>>>

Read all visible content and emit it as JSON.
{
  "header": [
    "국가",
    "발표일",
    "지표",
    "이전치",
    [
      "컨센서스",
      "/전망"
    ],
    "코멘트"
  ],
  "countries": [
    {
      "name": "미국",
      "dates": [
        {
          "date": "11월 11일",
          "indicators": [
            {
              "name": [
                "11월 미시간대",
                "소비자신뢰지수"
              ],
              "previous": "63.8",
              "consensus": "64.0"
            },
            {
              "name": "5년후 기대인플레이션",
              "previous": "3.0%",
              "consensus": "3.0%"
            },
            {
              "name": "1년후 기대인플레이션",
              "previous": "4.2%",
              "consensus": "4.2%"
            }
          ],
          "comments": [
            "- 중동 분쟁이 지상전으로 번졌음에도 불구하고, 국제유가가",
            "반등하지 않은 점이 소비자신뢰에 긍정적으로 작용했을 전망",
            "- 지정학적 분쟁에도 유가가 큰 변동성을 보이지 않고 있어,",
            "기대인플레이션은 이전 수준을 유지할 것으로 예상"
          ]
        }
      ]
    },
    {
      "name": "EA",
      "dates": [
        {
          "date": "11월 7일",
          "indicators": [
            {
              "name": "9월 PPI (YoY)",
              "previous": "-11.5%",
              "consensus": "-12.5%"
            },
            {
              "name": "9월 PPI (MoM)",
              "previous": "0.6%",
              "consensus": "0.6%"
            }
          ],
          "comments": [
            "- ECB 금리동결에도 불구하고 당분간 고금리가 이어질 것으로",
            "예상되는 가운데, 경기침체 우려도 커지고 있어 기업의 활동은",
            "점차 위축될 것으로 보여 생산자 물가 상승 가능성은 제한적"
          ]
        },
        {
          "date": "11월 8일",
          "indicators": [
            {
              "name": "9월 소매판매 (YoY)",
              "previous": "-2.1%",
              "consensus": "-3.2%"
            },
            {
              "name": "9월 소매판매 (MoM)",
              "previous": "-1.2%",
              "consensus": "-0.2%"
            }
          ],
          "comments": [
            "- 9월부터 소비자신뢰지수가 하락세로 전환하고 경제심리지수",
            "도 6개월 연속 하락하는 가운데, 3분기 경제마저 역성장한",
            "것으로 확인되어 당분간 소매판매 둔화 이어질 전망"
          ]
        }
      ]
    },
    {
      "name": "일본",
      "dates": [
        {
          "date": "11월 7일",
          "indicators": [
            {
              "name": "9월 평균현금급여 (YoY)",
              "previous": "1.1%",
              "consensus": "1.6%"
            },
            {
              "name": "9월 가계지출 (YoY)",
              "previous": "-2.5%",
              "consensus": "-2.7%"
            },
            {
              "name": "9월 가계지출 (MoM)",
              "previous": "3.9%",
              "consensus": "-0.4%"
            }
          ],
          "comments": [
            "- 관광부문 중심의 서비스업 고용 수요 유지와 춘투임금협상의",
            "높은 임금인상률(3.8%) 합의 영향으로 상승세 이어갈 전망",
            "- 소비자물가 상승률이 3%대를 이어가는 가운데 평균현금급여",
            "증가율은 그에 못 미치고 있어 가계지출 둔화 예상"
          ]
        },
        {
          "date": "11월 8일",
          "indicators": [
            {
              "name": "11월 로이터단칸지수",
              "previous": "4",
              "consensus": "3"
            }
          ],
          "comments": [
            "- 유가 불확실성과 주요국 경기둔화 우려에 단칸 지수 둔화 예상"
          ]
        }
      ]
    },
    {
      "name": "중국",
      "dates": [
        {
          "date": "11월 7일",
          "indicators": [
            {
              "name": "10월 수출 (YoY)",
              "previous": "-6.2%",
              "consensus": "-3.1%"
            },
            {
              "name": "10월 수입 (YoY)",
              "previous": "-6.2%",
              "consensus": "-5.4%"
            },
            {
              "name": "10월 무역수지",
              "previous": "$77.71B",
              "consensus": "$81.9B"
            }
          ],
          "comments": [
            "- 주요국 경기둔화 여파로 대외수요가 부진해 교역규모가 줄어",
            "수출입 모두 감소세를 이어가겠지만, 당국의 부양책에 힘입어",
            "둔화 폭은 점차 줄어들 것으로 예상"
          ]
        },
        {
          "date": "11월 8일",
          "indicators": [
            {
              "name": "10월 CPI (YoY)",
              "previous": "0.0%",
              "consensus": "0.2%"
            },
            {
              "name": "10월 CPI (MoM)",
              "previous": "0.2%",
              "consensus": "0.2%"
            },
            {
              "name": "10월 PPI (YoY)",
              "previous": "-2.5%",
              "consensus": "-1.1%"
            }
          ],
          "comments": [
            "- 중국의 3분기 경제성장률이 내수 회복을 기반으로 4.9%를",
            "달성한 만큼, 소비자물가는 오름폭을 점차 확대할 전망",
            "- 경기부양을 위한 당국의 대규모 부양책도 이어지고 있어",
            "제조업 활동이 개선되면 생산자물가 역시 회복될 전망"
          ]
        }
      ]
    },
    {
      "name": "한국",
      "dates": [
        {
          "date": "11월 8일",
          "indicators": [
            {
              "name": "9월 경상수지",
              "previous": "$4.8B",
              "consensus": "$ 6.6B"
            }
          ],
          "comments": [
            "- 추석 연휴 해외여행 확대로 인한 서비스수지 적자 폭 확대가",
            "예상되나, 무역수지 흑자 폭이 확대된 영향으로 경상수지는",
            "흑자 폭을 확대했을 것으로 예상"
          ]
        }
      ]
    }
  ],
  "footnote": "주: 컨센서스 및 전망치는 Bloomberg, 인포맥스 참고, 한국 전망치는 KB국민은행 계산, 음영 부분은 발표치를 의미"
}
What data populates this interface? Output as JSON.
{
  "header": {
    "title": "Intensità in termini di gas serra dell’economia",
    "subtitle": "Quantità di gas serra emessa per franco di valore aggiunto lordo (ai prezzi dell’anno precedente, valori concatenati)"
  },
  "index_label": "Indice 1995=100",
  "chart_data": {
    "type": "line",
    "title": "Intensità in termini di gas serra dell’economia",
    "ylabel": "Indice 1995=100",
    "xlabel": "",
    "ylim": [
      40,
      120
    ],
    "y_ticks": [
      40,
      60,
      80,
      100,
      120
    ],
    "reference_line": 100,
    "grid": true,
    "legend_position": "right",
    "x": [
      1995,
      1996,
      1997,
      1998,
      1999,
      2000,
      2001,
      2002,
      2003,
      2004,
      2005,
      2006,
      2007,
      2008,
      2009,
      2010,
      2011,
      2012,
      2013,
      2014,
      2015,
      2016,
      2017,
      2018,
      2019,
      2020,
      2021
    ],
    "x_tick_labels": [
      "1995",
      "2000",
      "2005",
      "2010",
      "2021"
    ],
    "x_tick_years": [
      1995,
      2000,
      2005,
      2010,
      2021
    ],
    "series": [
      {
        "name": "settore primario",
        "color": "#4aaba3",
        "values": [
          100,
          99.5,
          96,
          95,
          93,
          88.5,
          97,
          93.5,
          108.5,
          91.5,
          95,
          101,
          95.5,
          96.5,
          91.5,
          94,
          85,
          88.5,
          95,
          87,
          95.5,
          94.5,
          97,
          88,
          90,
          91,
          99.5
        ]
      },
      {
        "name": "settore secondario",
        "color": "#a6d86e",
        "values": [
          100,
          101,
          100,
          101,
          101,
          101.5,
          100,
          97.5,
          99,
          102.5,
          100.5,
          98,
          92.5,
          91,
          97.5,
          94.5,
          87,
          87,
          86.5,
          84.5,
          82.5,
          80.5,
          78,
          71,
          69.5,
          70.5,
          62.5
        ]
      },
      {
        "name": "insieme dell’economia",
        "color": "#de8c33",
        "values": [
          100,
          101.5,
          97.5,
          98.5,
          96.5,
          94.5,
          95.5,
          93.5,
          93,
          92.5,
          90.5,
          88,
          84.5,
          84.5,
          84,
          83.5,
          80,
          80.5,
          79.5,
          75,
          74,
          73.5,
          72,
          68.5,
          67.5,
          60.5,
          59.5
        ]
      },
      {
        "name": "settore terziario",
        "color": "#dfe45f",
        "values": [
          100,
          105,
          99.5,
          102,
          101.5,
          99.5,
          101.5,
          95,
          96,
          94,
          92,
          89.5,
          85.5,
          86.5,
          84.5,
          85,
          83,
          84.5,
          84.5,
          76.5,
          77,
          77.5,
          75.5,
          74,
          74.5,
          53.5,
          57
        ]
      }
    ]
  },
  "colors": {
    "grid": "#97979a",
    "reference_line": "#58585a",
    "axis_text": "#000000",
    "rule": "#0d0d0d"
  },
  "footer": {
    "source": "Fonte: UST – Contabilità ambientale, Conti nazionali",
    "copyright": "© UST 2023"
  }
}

<<<

_Given exercise_
Scan the material above. Return every line containing the string "가계지출".

_The result_
              "name": "9월 가계지출 (YoY)",
              "name": "9월 가계지출 (MoM)",
            "증가율은 그에 못 미치고 있어 가계지출 둔화 예상"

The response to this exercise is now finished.